### Prompt
Render the material again word for word, skipping the pictures in it.

### Raw data
======
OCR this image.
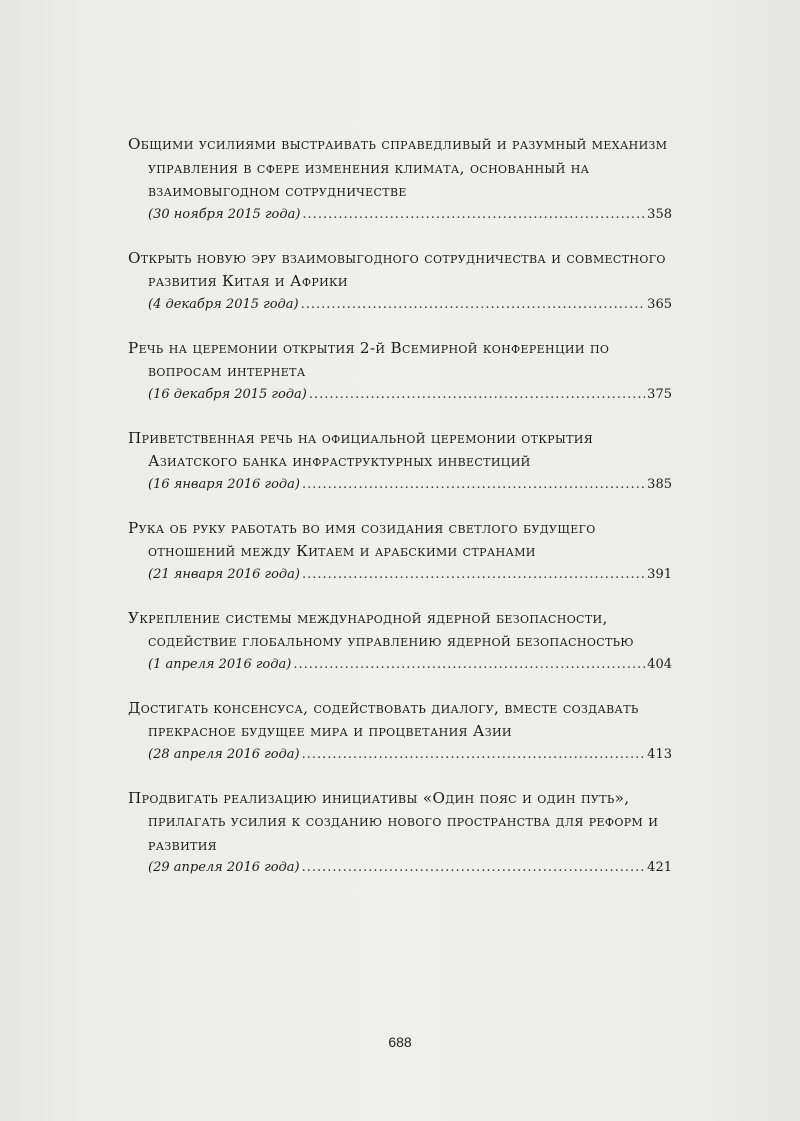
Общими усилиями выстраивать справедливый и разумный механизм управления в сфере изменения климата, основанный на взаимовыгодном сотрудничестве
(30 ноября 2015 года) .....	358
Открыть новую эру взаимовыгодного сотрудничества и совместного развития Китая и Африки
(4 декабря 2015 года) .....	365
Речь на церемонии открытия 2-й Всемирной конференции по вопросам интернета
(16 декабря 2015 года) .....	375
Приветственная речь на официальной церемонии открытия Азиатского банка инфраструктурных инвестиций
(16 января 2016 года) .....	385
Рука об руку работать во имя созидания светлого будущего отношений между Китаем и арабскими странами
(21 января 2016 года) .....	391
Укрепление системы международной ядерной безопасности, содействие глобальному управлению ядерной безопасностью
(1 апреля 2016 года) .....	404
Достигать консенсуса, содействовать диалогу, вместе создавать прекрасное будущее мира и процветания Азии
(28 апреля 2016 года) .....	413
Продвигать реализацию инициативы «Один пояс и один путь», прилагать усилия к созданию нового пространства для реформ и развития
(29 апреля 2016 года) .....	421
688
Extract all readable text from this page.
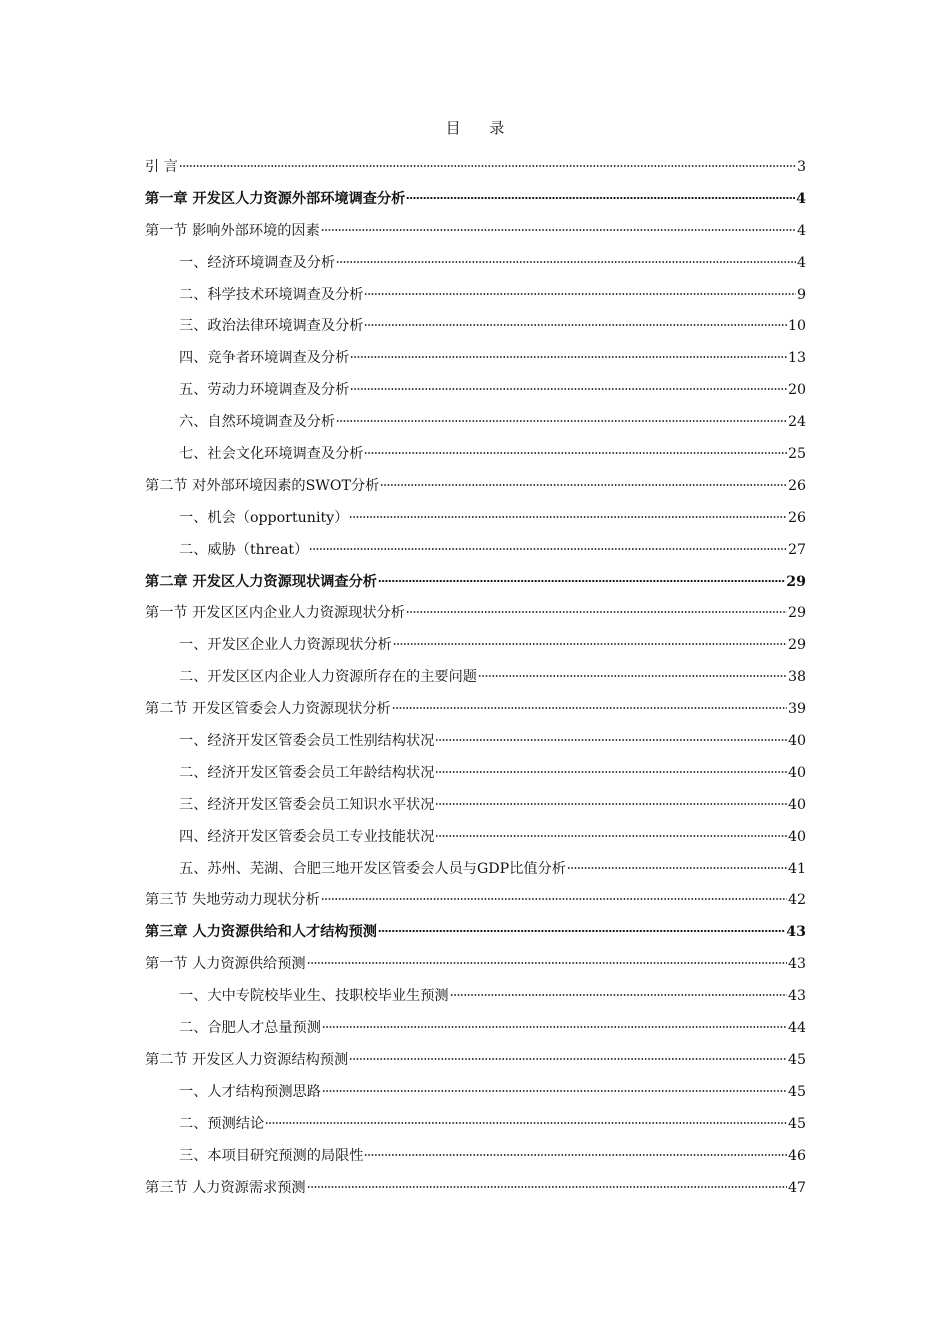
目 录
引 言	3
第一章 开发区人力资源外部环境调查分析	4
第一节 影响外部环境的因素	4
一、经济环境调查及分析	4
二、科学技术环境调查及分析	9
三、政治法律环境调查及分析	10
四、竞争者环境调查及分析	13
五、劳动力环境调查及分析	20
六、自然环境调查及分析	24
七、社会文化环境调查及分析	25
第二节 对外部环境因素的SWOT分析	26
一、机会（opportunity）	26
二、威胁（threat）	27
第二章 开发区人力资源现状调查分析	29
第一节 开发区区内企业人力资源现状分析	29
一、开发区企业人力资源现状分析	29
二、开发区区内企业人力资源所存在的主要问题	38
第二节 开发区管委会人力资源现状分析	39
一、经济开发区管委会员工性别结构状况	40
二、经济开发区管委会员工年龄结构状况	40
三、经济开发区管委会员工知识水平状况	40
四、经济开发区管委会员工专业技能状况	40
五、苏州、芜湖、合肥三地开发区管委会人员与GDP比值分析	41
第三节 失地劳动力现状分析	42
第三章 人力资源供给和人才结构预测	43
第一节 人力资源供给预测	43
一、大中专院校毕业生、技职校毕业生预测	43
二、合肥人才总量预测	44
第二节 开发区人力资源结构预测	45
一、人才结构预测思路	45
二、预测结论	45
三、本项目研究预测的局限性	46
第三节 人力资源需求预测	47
======
### Finished exercise
OCR this image.
Общими усилиями выстраивать справедливый и разумный механизм управления в сфере изменения климата, основанный на взаимовыгодном сотрудничестве
(30 ноября 2015 года) .....	358
Открыть новую эру взаимовыгодного сотрудничества и совместного развития Китая и Африки
(4 декабря 2015 года) .....	365
Речь на церемонии открытия 2-й Всемирной конференции по вопросам интернета
(16 декабря 2015 года) .....	375
Приветственная речь на официальной церемонии открытия Азиатского банка инфраструктурных инвестиций
(16 января 2016 года) .....	385
Рука об руку работать во имя созидания светлого будущего отношений между Китаем и арабскими странами
(21 января 2016 года) .....	391
Укрепление системы международной ядерной безопасности, содействие глобальному управлению ядерной безопасностью
(1 апреля 2016 года) .....	404
Достигать консенсуса, содействовать диалогу, вместе создавать прекрасное будущее мира и процветания Азии
(28 апреля 2016 года) .....	413
Продвигать реализацию инициативы «Один пояс и один путь», прилагать усилия к созданию нового пространства для реформ и развития
(29 апреля 2016 года) .....	421
688
Extract all readable text from this page.
目 录
引 言	3
第一章 开发区人力资源外部环境调查分析	4
第一节 影响外部环境的因素	4
一、经济环境调查及分析	4
二、科学技术环境调查及分析	9
三、政治法律环境调查及分析	10
四、竞争者环境调查及分析	13
五、劳动力环境调查及分析	20
六、自然环境调查及分析	24
七、社会文化环境调查及分析	25
第二节 对外部环境因素的SWOT分析	26
一、机会（opportunity）	26
二、威胁（threat）	27
第二章 开发区人力资源现状调查分析	29
第一节 开发区区内企业人力资源现状分析	29
一、开发区企业人力资源现状分析	29
二、开发区区内企业人力资源所存在的主要问题	38
第二节 开发区管委会人力资源现状分析	39
一、经济开发区管委会员工性别结构状况	40
二、经济开发区管委会员工年龄结构状况	40
三、经济开发区管委会员工知识水平状况	40
四、经济开发区管委会员工专业技能状况	40
五、苏州、芜湖、合肥三地开发区管委会人员与GDP比值分析	41
第三节 失地劳动力现状分析	42
第三章 人力资源供给和人才结构预测	43
第一节 人力资源供给预测	43
一、大中专院校毕业生、技职校毕业生预测	43
二、合肥人才总量预测	44
第二节 开发区人力资源结构预测	45
一、人才结构预测思路	45
二、预测结论	45
三、本项目研究预测的局限性	46
第三节 人力资源需求预测	47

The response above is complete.